Stated task: Report only how many lines hold the word "severidad".

Data records:
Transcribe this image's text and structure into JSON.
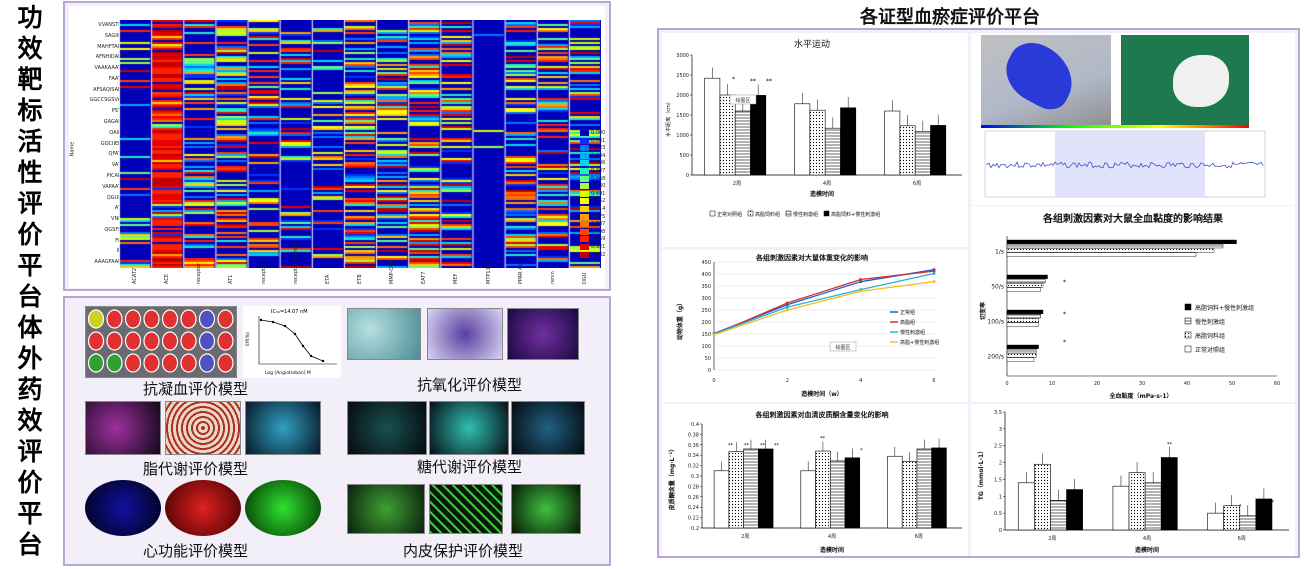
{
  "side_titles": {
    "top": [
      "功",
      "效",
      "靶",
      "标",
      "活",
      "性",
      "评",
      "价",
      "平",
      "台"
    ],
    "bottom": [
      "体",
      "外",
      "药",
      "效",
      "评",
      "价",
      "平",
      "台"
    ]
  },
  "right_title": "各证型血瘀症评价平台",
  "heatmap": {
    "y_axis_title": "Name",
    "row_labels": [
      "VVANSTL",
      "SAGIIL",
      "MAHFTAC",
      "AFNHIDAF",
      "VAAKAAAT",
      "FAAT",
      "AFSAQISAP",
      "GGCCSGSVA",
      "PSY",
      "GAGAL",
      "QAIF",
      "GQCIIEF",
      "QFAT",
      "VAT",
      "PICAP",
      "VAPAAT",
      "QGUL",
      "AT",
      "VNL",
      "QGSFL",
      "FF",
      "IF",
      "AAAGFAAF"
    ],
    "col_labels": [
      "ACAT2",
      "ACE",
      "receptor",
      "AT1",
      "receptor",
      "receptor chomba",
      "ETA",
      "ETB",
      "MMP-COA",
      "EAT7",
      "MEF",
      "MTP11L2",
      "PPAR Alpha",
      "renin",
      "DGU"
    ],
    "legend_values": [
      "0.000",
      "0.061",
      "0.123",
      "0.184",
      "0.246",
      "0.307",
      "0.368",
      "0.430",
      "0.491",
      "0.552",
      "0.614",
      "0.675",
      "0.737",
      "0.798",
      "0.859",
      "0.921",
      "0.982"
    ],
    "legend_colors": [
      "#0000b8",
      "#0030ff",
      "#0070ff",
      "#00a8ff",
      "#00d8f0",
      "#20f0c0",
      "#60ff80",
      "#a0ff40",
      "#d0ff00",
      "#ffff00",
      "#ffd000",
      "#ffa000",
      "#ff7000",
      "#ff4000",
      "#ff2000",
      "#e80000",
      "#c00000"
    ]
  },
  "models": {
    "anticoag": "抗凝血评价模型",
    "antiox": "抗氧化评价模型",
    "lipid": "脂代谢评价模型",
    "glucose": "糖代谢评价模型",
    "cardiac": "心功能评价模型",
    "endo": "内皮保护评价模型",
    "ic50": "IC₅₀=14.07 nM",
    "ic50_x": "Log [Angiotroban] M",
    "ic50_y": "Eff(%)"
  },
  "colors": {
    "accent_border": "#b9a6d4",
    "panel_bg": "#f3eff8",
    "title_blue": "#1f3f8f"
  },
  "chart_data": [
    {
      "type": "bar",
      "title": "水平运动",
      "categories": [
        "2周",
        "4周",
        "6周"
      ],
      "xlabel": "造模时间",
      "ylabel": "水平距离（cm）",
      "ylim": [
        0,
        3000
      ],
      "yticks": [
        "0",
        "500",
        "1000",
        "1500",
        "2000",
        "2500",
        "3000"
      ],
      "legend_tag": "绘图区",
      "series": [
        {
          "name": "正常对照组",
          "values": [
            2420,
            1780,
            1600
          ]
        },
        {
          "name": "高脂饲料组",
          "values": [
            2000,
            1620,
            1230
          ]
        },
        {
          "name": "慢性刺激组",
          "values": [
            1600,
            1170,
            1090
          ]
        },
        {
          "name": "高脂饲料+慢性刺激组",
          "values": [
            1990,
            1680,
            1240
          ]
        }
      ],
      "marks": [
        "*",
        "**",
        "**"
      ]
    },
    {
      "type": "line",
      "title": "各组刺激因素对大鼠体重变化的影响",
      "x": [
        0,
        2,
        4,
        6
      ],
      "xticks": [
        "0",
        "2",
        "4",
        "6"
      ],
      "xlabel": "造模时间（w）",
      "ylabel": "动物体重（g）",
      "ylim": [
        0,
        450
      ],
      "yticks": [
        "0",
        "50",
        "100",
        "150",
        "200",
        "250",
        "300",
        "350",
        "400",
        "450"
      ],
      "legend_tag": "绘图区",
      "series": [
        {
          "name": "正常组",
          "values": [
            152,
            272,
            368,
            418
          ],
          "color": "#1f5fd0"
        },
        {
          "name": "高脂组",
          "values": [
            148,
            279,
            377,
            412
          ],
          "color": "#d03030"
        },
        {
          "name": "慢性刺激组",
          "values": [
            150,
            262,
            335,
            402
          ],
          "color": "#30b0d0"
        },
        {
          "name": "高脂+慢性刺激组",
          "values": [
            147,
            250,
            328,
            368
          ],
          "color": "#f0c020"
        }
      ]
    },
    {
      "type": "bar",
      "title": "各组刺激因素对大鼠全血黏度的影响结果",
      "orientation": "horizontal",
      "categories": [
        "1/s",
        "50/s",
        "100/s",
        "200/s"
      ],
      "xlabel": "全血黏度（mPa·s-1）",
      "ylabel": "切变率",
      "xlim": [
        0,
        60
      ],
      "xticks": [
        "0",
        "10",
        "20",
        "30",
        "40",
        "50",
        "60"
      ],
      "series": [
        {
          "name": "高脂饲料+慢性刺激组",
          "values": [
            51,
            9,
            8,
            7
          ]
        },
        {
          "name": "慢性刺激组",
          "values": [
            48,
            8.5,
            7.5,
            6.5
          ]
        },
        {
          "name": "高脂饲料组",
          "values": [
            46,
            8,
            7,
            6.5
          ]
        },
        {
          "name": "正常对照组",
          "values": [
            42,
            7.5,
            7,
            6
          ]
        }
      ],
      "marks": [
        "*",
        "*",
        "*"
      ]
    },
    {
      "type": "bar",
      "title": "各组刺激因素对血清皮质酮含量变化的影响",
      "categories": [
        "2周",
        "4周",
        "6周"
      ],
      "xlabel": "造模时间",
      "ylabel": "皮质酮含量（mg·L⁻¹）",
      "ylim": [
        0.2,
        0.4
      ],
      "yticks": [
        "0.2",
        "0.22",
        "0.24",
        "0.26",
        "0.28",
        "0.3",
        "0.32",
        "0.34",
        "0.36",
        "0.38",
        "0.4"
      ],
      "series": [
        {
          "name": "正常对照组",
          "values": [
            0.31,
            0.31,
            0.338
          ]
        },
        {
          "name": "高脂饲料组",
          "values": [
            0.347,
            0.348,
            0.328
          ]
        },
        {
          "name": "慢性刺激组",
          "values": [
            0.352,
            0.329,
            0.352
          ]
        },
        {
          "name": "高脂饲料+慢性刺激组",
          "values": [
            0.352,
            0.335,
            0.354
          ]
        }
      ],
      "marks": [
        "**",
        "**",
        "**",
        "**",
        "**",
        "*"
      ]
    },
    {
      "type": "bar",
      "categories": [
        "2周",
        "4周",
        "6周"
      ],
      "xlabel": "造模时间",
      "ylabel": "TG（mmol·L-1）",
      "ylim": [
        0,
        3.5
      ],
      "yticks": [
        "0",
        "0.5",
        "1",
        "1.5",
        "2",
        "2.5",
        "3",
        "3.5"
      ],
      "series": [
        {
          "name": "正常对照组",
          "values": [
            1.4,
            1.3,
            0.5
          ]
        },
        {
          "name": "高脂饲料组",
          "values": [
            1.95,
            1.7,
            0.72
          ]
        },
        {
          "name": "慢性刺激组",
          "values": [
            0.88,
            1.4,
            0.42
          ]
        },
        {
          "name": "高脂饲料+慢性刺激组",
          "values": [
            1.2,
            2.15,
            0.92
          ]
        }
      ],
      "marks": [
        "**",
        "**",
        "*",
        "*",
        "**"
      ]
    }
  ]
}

--

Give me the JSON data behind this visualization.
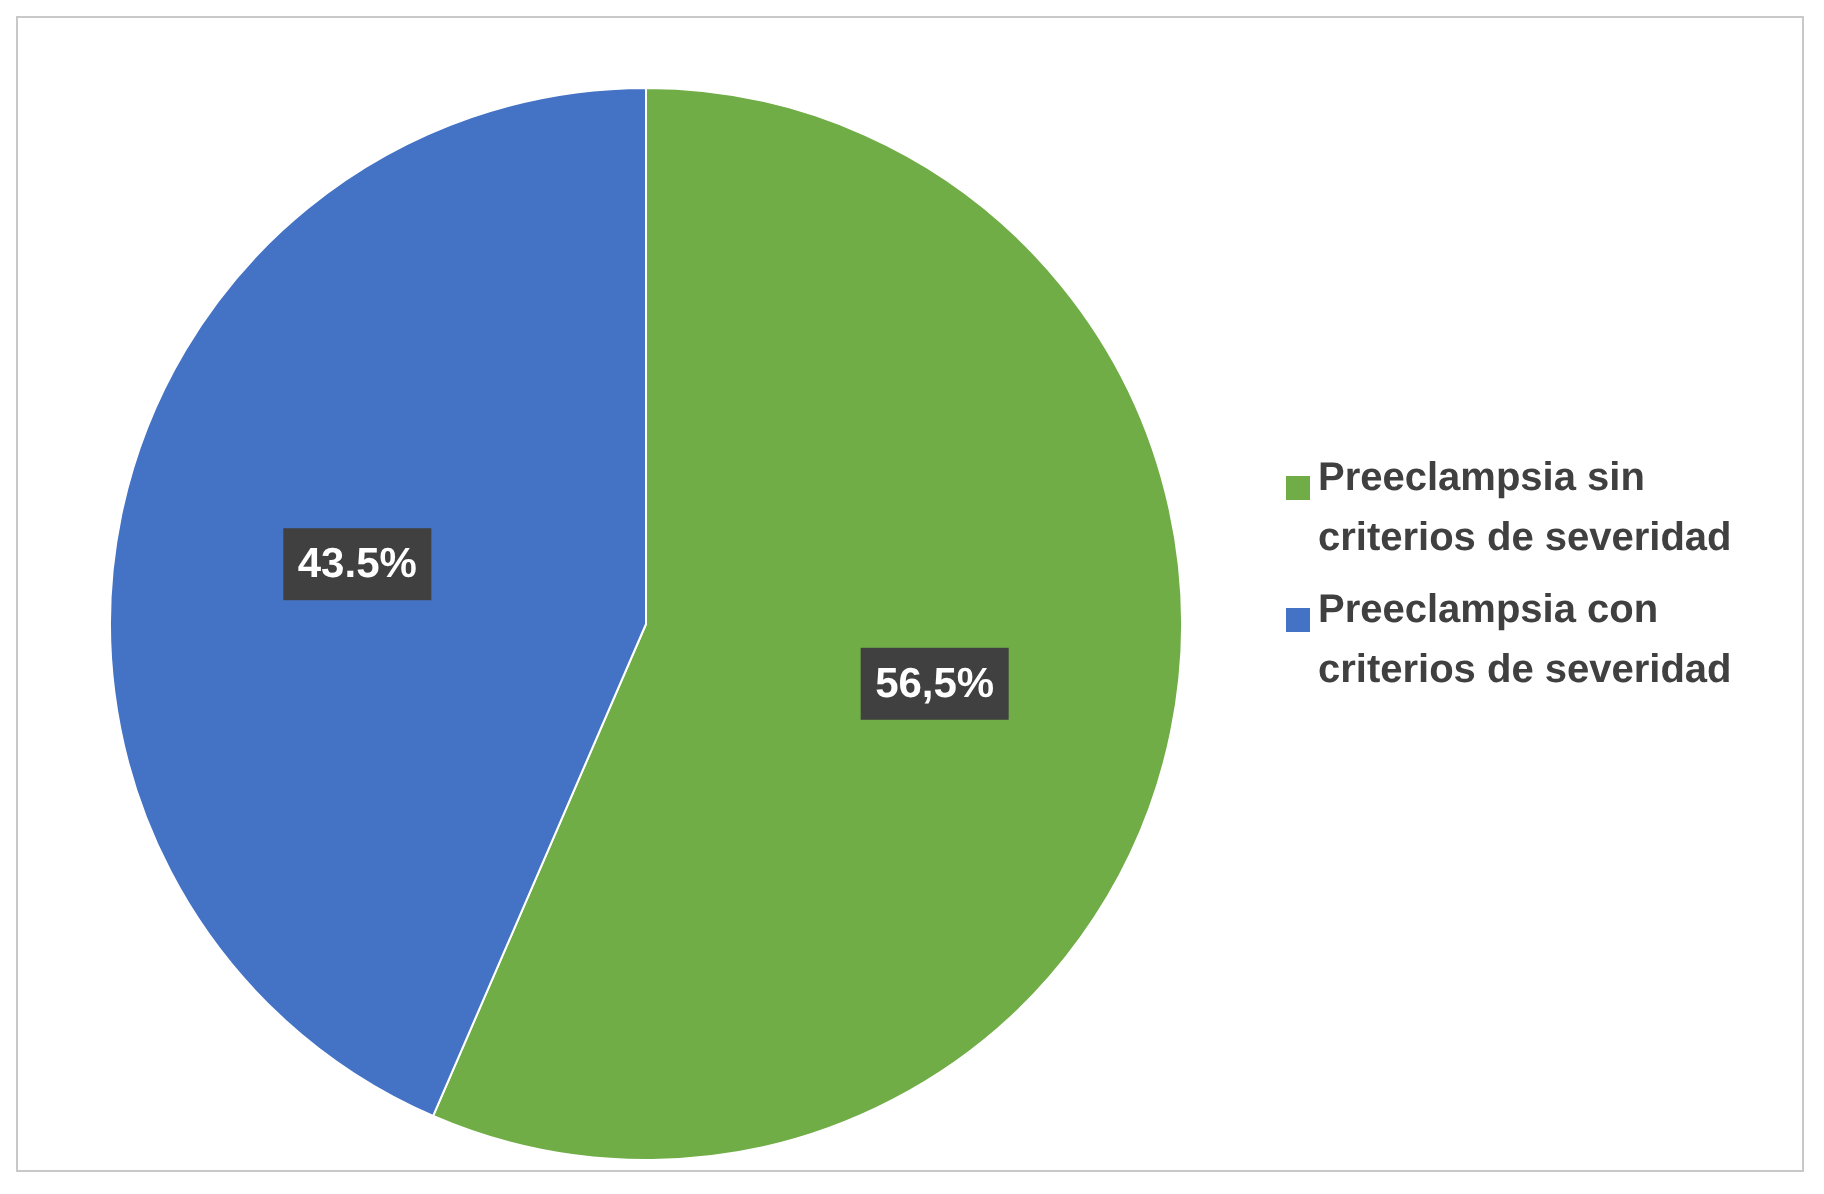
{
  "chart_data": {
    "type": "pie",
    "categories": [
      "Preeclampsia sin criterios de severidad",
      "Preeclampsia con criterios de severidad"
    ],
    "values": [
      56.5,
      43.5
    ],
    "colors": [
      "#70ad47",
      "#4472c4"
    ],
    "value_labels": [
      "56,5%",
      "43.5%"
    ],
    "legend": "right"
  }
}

Solution for this problem: 2